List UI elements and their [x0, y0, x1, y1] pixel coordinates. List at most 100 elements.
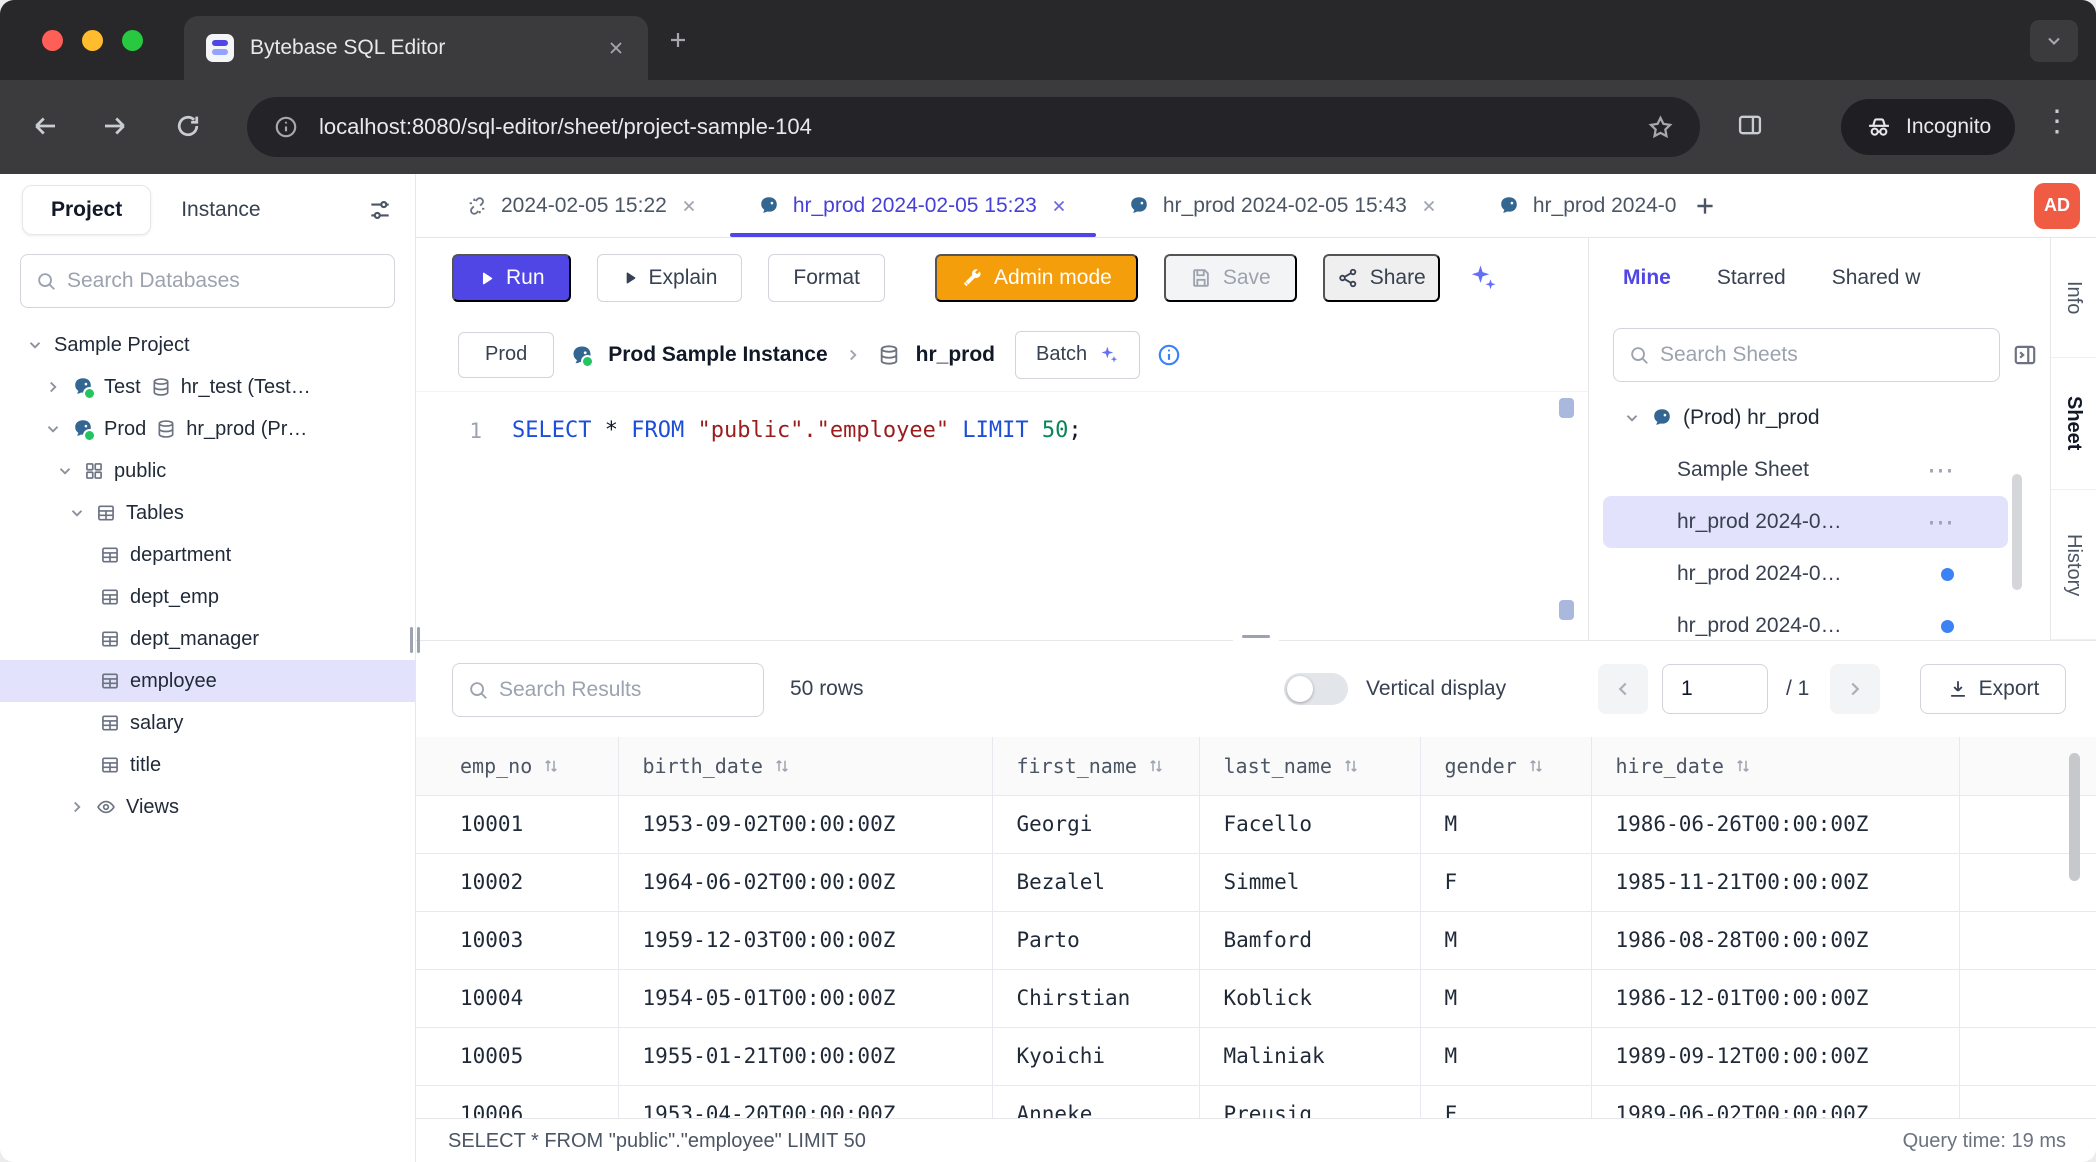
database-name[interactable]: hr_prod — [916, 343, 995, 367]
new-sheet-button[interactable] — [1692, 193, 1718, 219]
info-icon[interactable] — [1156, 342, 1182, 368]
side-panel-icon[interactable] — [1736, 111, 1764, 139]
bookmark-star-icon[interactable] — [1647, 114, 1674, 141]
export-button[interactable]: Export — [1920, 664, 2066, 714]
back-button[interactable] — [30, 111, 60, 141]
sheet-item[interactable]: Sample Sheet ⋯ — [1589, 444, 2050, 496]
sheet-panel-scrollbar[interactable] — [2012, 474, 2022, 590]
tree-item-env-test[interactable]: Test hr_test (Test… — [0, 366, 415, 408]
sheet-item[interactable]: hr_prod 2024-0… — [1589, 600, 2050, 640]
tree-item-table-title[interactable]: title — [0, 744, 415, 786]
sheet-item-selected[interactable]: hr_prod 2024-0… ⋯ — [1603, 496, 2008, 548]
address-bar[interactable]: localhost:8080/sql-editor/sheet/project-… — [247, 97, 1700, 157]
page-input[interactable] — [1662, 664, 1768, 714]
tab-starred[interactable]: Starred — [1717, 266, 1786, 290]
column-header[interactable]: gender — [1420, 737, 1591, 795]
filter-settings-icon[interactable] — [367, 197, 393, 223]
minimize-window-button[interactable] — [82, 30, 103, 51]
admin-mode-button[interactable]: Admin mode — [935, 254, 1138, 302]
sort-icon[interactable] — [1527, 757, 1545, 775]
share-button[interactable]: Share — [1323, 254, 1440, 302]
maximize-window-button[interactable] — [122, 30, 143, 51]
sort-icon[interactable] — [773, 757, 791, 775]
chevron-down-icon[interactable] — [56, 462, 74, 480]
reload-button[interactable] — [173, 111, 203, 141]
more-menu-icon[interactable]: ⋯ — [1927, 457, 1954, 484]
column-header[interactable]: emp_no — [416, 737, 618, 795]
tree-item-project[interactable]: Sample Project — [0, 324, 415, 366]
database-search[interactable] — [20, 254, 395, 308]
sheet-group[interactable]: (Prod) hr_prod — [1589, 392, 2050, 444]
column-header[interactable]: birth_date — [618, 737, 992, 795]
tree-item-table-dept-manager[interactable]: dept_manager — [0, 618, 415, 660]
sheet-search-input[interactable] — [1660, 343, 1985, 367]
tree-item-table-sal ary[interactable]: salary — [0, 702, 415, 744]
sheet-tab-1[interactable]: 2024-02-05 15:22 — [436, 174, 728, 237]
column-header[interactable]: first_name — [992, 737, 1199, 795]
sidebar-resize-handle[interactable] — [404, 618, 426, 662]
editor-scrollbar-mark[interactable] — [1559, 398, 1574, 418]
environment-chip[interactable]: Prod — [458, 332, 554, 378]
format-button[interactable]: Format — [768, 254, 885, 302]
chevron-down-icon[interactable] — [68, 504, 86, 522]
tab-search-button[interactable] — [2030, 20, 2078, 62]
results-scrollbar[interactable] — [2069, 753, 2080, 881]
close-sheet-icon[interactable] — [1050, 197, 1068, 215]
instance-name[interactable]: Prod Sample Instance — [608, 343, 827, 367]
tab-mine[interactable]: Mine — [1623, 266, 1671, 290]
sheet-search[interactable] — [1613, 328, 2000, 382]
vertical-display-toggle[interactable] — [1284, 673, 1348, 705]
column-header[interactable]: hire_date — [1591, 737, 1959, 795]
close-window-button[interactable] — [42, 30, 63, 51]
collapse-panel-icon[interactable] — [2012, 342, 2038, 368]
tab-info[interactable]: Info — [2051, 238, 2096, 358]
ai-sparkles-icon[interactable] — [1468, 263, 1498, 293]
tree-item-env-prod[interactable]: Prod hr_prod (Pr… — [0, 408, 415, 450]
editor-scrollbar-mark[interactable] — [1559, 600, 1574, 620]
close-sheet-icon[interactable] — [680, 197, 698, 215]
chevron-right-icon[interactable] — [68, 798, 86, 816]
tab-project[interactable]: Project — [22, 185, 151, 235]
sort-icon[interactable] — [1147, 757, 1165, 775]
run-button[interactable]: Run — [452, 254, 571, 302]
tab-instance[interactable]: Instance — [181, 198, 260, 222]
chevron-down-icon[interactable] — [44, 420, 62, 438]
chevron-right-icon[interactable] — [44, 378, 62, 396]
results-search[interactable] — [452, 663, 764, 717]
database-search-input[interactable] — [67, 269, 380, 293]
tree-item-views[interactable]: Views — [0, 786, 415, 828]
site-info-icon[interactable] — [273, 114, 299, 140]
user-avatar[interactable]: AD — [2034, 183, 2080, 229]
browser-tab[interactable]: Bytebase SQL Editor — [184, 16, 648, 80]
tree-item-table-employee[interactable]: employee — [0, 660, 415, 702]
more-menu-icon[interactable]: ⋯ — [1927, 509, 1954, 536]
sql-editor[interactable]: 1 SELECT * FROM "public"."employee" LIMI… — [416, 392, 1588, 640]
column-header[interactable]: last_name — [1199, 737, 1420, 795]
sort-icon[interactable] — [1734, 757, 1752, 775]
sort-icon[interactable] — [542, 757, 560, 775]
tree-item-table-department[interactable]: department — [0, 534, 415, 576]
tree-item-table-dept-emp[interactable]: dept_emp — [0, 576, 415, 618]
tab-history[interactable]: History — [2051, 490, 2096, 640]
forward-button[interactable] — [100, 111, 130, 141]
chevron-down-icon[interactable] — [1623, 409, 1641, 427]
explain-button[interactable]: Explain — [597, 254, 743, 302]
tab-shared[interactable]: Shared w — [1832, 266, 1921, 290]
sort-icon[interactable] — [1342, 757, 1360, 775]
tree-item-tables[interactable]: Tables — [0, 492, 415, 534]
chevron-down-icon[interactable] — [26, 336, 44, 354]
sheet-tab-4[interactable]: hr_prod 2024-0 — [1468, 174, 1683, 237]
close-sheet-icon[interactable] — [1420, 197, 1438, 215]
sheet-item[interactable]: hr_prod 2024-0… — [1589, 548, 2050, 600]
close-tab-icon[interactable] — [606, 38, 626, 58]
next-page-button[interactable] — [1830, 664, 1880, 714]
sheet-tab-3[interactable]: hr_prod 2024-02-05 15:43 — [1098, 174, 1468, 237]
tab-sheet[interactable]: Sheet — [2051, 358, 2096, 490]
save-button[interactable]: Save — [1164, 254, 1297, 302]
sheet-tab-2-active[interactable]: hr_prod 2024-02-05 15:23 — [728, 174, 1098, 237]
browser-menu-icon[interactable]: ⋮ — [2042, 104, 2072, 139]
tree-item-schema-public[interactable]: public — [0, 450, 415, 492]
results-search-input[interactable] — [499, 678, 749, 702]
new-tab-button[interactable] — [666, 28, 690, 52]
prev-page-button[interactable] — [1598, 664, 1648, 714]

> **EXERCISE DIRECTIONS**: Quote the lines from the line containing "database-name[interactable]: hr_prod —" through the line containing "maximize-window-button[interactable] — [122, 30, 143, 51]", copying each one exactly.

> **SOLUTION**:
database-name[interactable]: hr_prod — [916, 343, 995, 367]
new-sheet-button[interactable] — [1692, 193, 1718, 219]
info-icon[interactable] — [1156, 342, 1182, 368]
side-panel-icon[interactable] — [1736, 111, 1764, 139]
bookmark-star-icon[interactable] — [1647, 114, 1674, 141]
export-button[interactable]: Export — [1920, 664, 2066, 714]
back-button[interactable] — [30, 111, 60, 141]
sheet-item[interactable]: Sample Sheet ⋯ — [1589, 444, 2050, 496]
sheet-panel-scrollbar[interactable] — [2012, 474, 2022, 590]
tree-item-env-test[interactable]: Test hr_test (Test… — [0, 366, 415, 408]
sheet-item[interactable]: hr_prod 2024-0… — [1589, 600, 2050, 640]
tree-item-table-title[interactable]: title — [0, 744, 415, 786]
sheet-item-selected[interactable]: hr_prod 2024-0… ⋯ — [1603, 496, 2008, 548]
address-bar[interactable]: localhost:8080/sql-editor/sheet/project-… — [247, 97, 1700, 157]
page-input[interactable] — [1662, 664, 1768, 714]
tab-starred[interactable]: Starred — [1717, 266, 1786, 290]
column-header[interactable]: gender — [1420, 737, 1591, 795]
filter-settings-icon[interactable] — [367, 197, 393, 223]
minimize-window-button[interactable] — [82, 30, 103, 51]
admin-mode-button[interactable]: Admin mode — [935, 254, 1138, 302]
sort-icon[interactable] — [1527, 757, 1545, 775]
share-button[interactable]: Share — [1323, 254, 1440, 302]
maximize-window-button[interactable] — [122, 30, 143, 51]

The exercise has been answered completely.